== RECORDS FOR PROCESSING ==

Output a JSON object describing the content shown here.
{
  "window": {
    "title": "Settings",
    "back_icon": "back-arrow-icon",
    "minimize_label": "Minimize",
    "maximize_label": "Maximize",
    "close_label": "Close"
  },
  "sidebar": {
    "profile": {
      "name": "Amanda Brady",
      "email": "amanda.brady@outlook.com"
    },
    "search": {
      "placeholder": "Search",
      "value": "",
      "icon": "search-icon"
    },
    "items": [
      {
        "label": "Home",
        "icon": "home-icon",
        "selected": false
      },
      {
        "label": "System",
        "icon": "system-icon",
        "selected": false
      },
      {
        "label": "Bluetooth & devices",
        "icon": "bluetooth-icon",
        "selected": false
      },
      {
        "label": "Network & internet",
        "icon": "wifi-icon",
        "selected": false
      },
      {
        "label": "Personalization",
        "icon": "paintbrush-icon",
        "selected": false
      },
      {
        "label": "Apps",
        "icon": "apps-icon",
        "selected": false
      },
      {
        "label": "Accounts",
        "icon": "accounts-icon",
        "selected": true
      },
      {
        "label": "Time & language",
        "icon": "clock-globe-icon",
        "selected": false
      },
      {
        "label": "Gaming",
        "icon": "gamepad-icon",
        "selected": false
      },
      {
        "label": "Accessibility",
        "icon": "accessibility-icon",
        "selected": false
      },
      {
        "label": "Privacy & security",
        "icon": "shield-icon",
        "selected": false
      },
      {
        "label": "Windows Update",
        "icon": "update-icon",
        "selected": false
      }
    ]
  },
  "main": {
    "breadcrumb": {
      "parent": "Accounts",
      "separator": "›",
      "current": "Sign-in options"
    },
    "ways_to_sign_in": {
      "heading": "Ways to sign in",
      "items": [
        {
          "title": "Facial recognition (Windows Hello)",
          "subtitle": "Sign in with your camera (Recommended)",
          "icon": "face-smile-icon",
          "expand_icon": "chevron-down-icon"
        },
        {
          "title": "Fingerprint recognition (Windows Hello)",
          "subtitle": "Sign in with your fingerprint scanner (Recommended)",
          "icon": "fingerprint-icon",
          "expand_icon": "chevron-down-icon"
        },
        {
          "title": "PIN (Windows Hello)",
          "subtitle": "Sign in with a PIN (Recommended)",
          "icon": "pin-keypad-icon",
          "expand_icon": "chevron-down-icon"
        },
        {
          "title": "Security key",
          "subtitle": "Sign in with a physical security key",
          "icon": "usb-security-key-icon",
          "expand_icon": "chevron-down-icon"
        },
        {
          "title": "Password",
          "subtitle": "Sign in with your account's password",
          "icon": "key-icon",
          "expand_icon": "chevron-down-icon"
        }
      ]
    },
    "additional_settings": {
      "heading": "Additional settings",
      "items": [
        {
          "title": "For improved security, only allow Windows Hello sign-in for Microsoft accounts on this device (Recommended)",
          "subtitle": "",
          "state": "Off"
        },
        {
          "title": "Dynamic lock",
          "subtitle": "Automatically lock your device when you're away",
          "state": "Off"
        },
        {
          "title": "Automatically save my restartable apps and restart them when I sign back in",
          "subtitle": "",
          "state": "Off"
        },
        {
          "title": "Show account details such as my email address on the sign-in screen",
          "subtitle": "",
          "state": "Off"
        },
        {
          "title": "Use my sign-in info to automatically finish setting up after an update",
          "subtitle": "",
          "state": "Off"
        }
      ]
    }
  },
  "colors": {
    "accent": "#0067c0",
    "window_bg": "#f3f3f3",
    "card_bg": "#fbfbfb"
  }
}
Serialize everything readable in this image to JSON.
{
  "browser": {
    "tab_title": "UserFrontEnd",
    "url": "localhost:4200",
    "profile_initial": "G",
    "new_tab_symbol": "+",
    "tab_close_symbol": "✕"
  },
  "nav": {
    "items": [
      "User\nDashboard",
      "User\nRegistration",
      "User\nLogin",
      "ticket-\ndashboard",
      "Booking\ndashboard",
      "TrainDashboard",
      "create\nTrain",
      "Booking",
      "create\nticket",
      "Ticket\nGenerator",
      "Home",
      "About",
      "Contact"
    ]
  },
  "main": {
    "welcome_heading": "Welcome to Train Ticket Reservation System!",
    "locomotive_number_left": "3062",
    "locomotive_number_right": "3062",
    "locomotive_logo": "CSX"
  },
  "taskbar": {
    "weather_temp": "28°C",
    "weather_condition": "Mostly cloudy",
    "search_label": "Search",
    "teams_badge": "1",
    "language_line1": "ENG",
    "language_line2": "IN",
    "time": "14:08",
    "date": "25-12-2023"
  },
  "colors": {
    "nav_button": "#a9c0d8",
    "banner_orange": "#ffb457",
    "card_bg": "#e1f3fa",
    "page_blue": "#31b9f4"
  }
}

===

### WHAT THE TASK REQUIRES:
Work out how many lines of the listing above include the word "Windows". Report only the number.

### TASK ANSWER:
5